The request: Return every line below as is, leaving out the pictures.

------

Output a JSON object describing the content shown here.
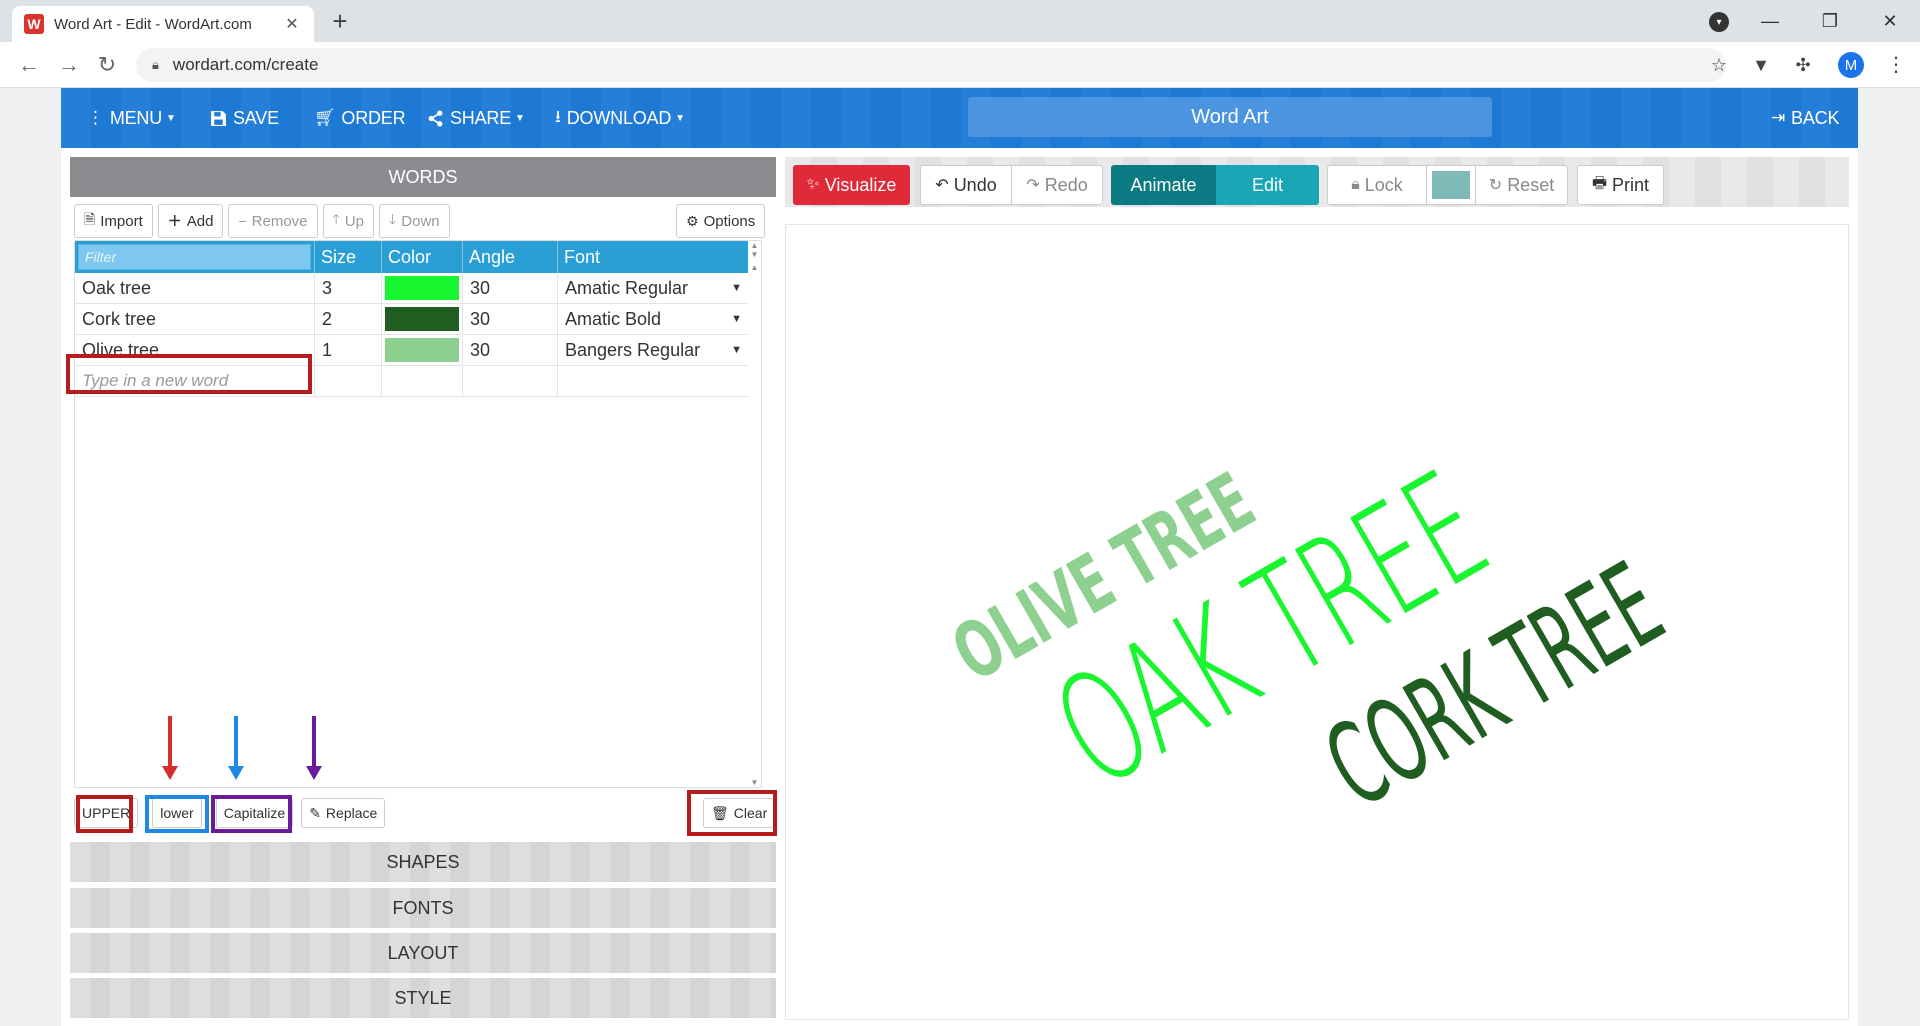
{
  "browser": {
    "tab_title": "Word Art - Edit - WordArt.com",
    "favicon_letter": "W",
    "url": "wordart.com/create",
    "avatar_letter": "M"
  },
  "header": {
    "menu": "MENU",
    "save": "SAVE",
    "order": "ORDER",
    "share": "SHARE",
    "download": "DOWNLOAD",
    "title": "Word Art",
    "back": "BACK"
  },
  "words": {
    "heading": "WORDS",
    "toolbar": {
      "import": "Import",
      "add": "Add",
      "remove": "Remove",
      "up": "Up",
      "down": "Down",
      "options": "Options"
    },
    "filter_placeholder": "Filter",
    "columns": {
      "size": "Size",
      "color": "Color",
      "angle": "Angle",
      "font": "Font"
    },
    "rows": [
      {
        "word": "Oak tree",
        "size": "3",
        "color": "#19f52e",
        "angle": "30",
        "font": "Amatic Regular"
      },
      {
        "word": "Cork tree",
        "size": "2",
        "color": "#1f5e20",
        "angle": "30",
        "font": "Amatic Bold"
      },
      {
        "word": "Olive tree",
        "size": "1",
        "color": "#8ed08f",
        "angle": "30",
        "font": "Bangers Regular"
      }
    ],
    "new_word_placeholder": "Type in a new word",
    "case_buttons": {
      "upper": "UPPER",
      "lower": "lower",
      "capitalize": "Capitalize",
      "replace": "Replace",
      "clear": "Clear"
    }
  },
  "sections": {
    "shapes": "SHAPES",
    "fonts": "FONTS",
    "layout": "LAYOUT",
    "style": "STYLE"
  },
  "right_toolbar": {
    "visualize": "Visualize",
    "undo": "Undo",
    "redo": "Redo",
    "animate": "Animate",
    "edit": "Edit",
    "lock": "Lock",
    "reset": "Reset",
    "print": "Print",
    "lock_color": "#7fbab8"
  },
  "canvas_words": {
    "olive": "OLIVE TREE",
    "oak": "OAK TREE",
    "cork": "CORK TREE"
  },
  "colors": {
    "header_blue": "#1e7bd8",
    "table_header_blue": "#2a9fd6",
    "visualize_red": "#e02a3a",
    "animate_teal": "#0b7a83",
    "edit_teal": "#1aa7b5",
    "highlight_red": "#b71c1c",
    "highlight_blue": "#1e88e5",
    "highlight_purple": "#6a1b9a"
  }
}
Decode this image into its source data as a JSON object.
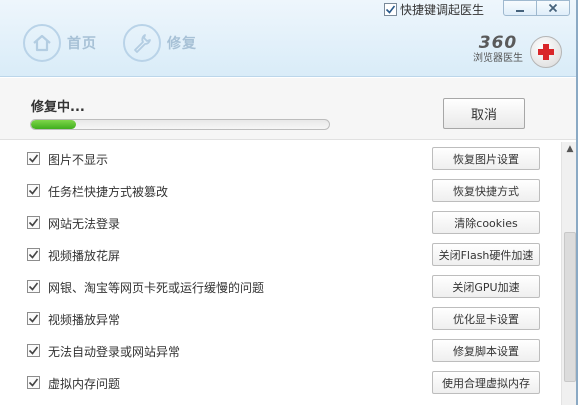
{
  "header": {
    "hotkey_label": "快捷键调起医生",
    "hotkey_checked": true,
    "nav": [
      {
        "label": "首页",
        "icon": "home-icon"
      },
      {
        "label": "修复",
        "icon": "wrench-icon"
      }
    ],
    "brand_number": "360",
    "brand_name": "浏览器医生",
    "brand_icon": "medical-cross-icon"
  },
  "progress": {
    "status_text": "修复中...",
    "fraction": 0.15,
    "cancel_label": "取消",
    "fill_color": "#4fc22a"
  },
  "items": [
    {
      "label": "图片不显示",
      "action": "恢复图片设置",
      "checked": true
    },
    {
      "label": "任务栏快捷方式被篡改",
      "action": "恢复快捷方式",
      "checked": true
    },
    {
      "label": "网站无法登录",
      "action": "清除cookies",
      "checked": true
    },
    {
      "label": "视频播放花屏",
      "action": "关闭Flash硬件加速",
      "checked": true
    },
    {
      "label": "网银、淘宝等网页卡死或运行缓慢的问题",
      "action": "关闭GPU加速",
      "checked": true
    },
    {
      "label": "视频播放异常",
      "action": "优化显卡设置",
      "checked": true
    },
    {
      "label": "无法自动登录或网站异常",
      "action": "修复脚本设置",
      "checked": true
    },
    {
      "label": "虚拟内存问题",
      "action": "使用合理虚拟内存",
      "checked": true
    }
  ]
}
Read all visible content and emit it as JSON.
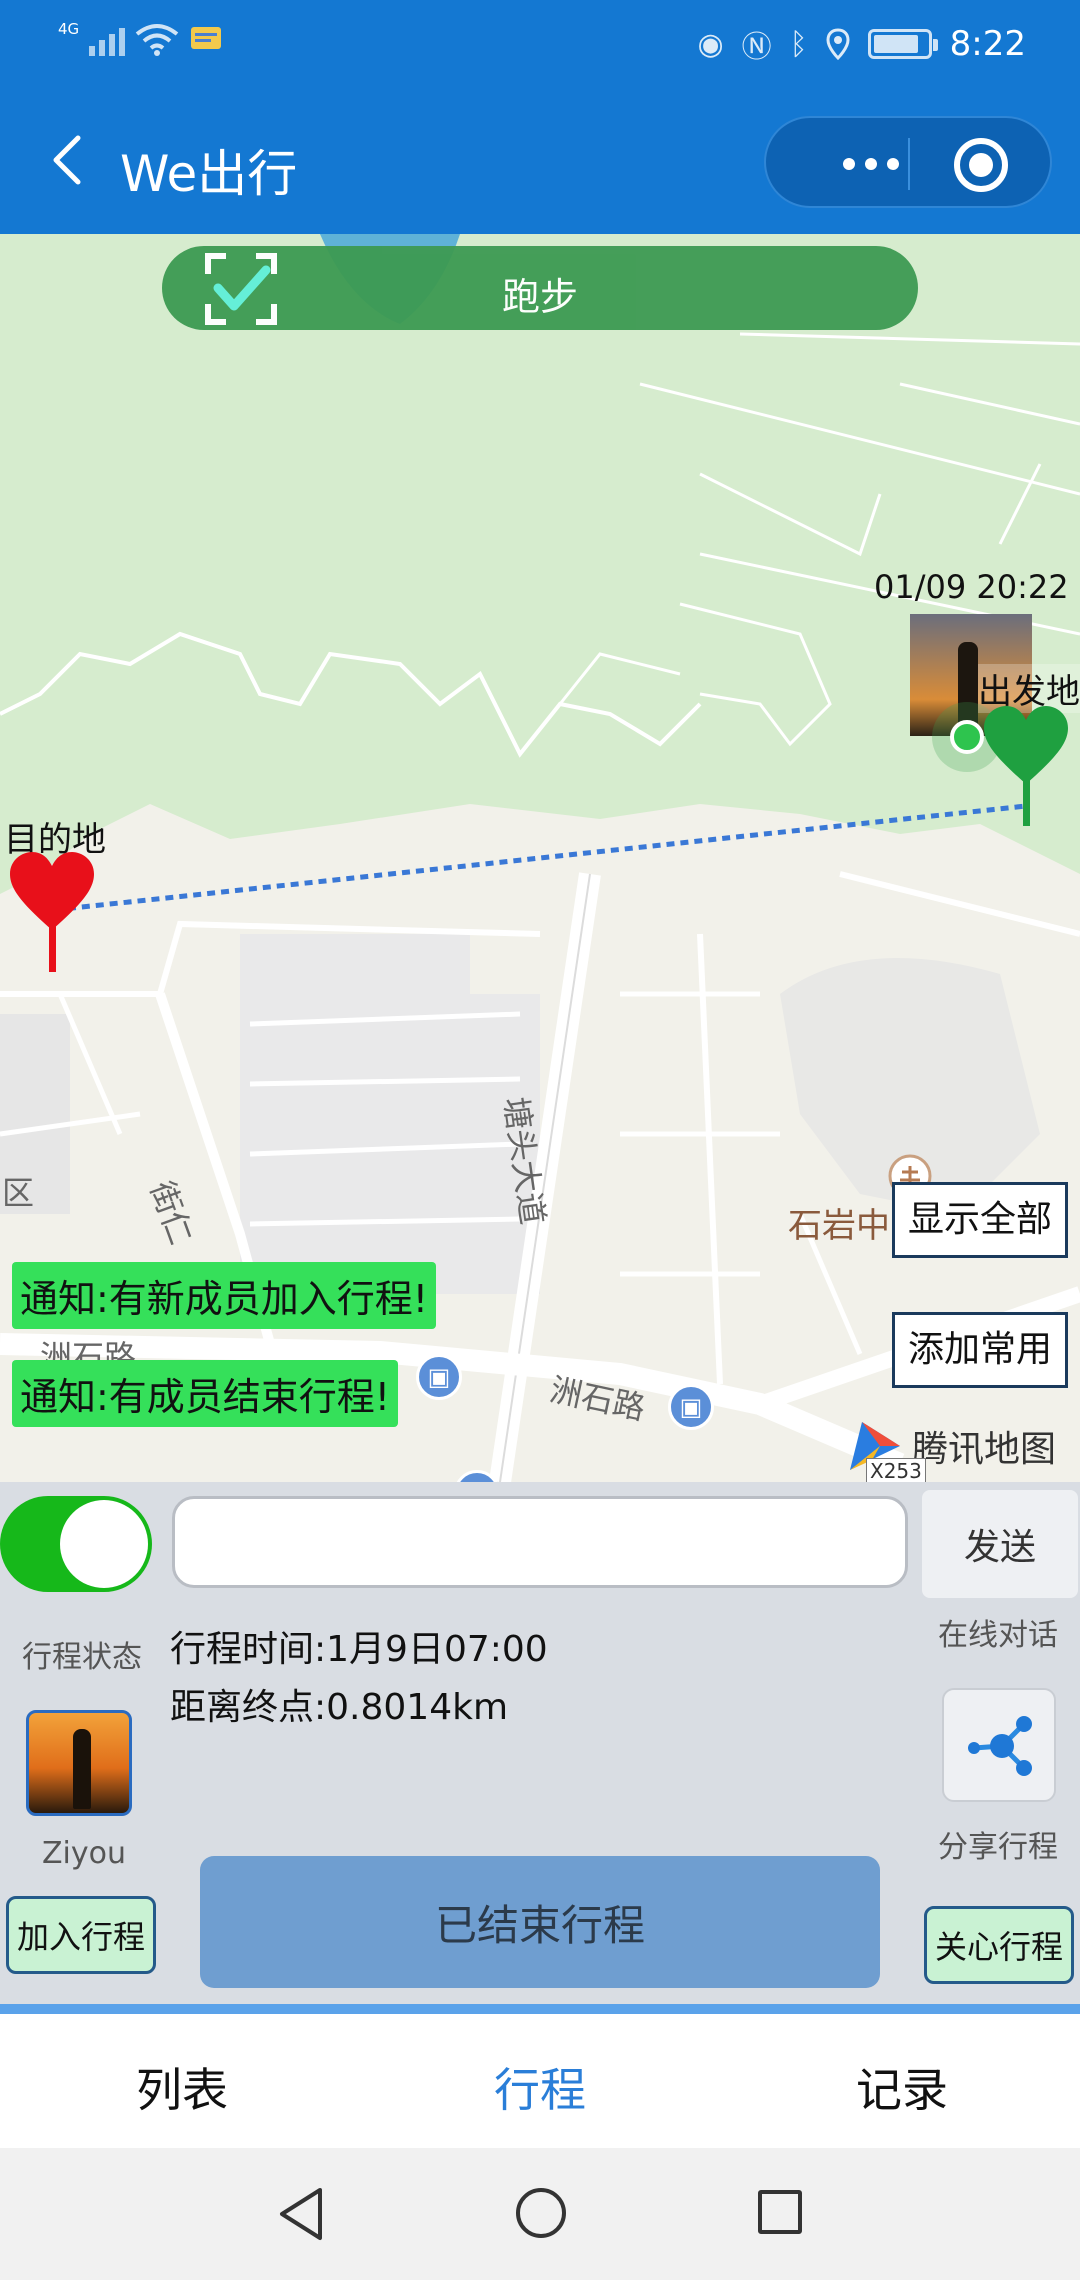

------

Answer to the exercise:
Output a JSON object describing the content shown here.
{
  "browser": {
    "tab_title": "Word Art - Edit - WordArt.com",
    "favicon_letter": "W",
    "url": "wordart.com/create",
    "avatar_letter": "M"
  },
  "header": {
    "menu": "MENU",
    "save": "SAVE",
    "order": "ORDER",
    "share": "SHARE",
    "download": "DOWNLOAD",
    "title": "Word Art",
    "back": "BACK"
  },
  "words": {
    "heading": "WORDS",
    "toolbar": {
      "import": "Import",
      "add": "Add",
      "remove": "Remove",
      "up": "Up",
      "down": "Down",
      "options": "Options"
    },
    "filter_placeholder": "Filter",
    "columns": {
      "size": "Size",
      "color": "Color",
      "angle": "Angle",
      "font": "Font"
    },
    "rows": [
      {
        "word": "Oak tree",
        "size": "3",
        "color": "#19f52e",
        "angle": "30",
        "font": "Amatic Regular"
      },
      {
        "word": "Cork tree",
        "size": "2",
        "color": "#1f5e20",
        "angle": "30",
        "font": "Amatic Bold"
      },
      {
        "word": "Olive tree",
        "size": "1",
        "color": "#8ed08f",
        "angle": "30",
        "font": "Bangers Regular"
      }
    ],
    "new_word_placeholder": "Type in a new word",
    "case_buttons": {
      "upper": "UPPER",
      "lower": "lower",
      "capitalize": "Capitalize",
      "replace": "Replace",
      "clear": "Clear"
    }
  },
  "sections": {
    "shapes": "SHAPES",
    "fonts": "FONTS",
    "layout": "LAYOUT",
    "style": "STYLE"
  },
  "right_toolbar": {
    "visualize": "Visualize",
    "undo": "Undo",
    "redo": "Redo",
    "animate": "Animate",
    "edit": "Edit",
    "lock": "Lock",
    "reset": "Reset",
    "print": "Print",
    "lock_color": "#7fbab8"
  },
  "canvas_words": {
    "olive": "OLIVE TREE",
    "oak": "OAK TREE",
    "cork": "CORK TREE"
  },
  "colors": {
    "header_blue": "#1e7bd8",
    "table_header_blue": "#2a9fd6",
    "visualize_red": "#e02a3a",
    "animate_teal": "#0b7a83",
    "edit_teal": "#1aa7b5",
    "highlight_red": "#b71c1c",
    "highlight_blue": "#1e88e5",
    "highlight_purple": "#6a1b9a"
  }
}
Decode this image into its source data as a JSON object.
{
  "header": {
    "hotkey_label": "快捷键调起医生",
    "hotkey_checked": true,
    "nav": [
      {
        "label": "首页",
        "icon": "home-icon"
      },
      {
        "label": "修复",
        "icon": "wrench-icon"
      }
    ],
    "brand_number": "360",
    "brand_name": "浏览器医生",
    "brand_icon": "medical-cross-icon"
  },
  "progress": {
    "status_text": "修复中...",
    "fraction": 0.15,
    "cancel_label": "取消",
    "fill_color": "#4fc22a"
  },
  "items": [
    {
      "label": "图片不显示",
      "action": "恢复图片设置",
      "checked": true
    },
    {
      "label": "任务栏快捷方式被篡改",
      "action": "恢复快捷方式",
      "checked": true
    },
    {
      "label": "网站无法登录",
      "action": "清除cookies",
      "checked": true
    },
    {
      "label": "视频播放花屏",
      "action": "关闭Flash硬件加速",
      "checked": true
    },
    {
      "label": "网银、淘宝等网页卡死或运行缓慢的问题",
      "action": "关闭GPU加速",
      "checked": true
    },
    {
      "label": "视频播放异常",
      "action": "优化显卡设置",
      "checked": true
    },
    {
      "label": "无法自动登录或网站异常",
      "action": "修复脚本设置",
      "checked": true
    },
    {
      "label": "虚拟内存问题",
      "action": "使用合理虚拟内存",
      "checked": true
    }
  ]
}
Read all visible content and emit it as JSON.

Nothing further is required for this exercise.